● Short exercise:
Across the entries, how many lines have the string "current" in them? Reply with only a number.

===== Data =====

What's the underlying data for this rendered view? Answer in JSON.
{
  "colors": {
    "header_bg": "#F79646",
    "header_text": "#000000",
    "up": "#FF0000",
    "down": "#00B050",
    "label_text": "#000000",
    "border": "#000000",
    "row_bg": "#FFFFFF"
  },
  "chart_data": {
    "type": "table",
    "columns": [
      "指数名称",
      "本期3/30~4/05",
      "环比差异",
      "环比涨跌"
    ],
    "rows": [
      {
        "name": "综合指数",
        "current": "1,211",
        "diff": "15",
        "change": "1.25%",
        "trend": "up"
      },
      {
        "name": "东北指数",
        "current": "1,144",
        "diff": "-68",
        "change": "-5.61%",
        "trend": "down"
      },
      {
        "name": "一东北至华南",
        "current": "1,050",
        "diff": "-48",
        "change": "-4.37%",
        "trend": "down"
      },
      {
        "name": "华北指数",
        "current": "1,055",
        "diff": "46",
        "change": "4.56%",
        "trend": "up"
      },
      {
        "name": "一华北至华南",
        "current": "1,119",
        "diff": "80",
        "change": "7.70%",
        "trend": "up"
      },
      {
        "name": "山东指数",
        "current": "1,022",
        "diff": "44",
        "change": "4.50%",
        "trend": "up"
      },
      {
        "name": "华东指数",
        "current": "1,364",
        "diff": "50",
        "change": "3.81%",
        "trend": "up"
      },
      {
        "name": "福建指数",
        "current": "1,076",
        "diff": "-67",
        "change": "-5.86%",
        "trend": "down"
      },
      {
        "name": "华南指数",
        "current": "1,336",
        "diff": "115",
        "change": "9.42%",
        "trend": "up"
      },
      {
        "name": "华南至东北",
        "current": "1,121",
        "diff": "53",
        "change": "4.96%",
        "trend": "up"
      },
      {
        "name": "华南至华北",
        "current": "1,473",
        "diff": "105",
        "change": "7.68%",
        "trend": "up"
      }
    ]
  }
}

=====
===== Data =====

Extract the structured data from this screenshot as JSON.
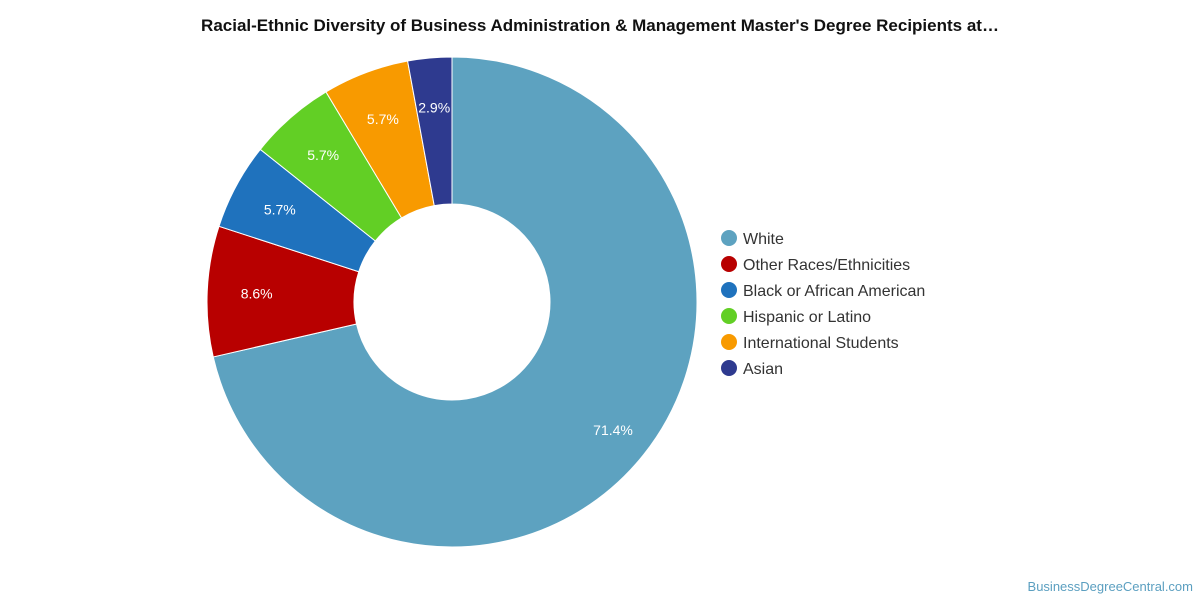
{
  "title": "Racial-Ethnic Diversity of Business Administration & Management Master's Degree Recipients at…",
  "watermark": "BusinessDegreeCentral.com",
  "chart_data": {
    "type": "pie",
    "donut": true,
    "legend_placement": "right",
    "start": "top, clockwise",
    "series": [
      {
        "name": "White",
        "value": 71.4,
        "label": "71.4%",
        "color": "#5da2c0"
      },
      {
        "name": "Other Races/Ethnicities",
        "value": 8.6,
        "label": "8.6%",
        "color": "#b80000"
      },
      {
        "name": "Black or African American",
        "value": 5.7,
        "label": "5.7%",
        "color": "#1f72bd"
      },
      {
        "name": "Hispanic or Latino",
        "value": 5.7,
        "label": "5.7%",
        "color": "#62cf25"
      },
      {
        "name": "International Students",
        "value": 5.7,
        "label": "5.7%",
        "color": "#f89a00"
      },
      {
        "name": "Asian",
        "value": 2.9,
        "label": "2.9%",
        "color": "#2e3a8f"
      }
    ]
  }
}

=====
===== Data =====

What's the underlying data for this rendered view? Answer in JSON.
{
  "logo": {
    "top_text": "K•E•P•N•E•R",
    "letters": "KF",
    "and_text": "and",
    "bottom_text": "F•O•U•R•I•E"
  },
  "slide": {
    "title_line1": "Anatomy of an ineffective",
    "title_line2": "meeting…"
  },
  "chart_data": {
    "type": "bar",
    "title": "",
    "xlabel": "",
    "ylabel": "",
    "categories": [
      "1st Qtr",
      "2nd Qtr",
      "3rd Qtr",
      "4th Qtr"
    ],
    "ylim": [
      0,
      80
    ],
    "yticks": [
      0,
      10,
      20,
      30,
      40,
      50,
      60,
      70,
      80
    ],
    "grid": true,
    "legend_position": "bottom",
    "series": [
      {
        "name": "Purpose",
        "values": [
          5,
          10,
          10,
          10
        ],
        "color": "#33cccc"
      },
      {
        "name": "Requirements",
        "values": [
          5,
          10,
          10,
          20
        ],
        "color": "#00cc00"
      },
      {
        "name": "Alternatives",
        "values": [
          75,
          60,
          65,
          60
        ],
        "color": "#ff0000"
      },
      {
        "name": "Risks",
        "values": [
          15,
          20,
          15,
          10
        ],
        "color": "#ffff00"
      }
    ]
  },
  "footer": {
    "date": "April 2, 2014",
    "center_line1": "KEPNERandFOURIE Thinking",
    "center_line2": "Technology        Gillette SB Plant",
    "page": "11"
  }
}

=====

● Exercise output:
11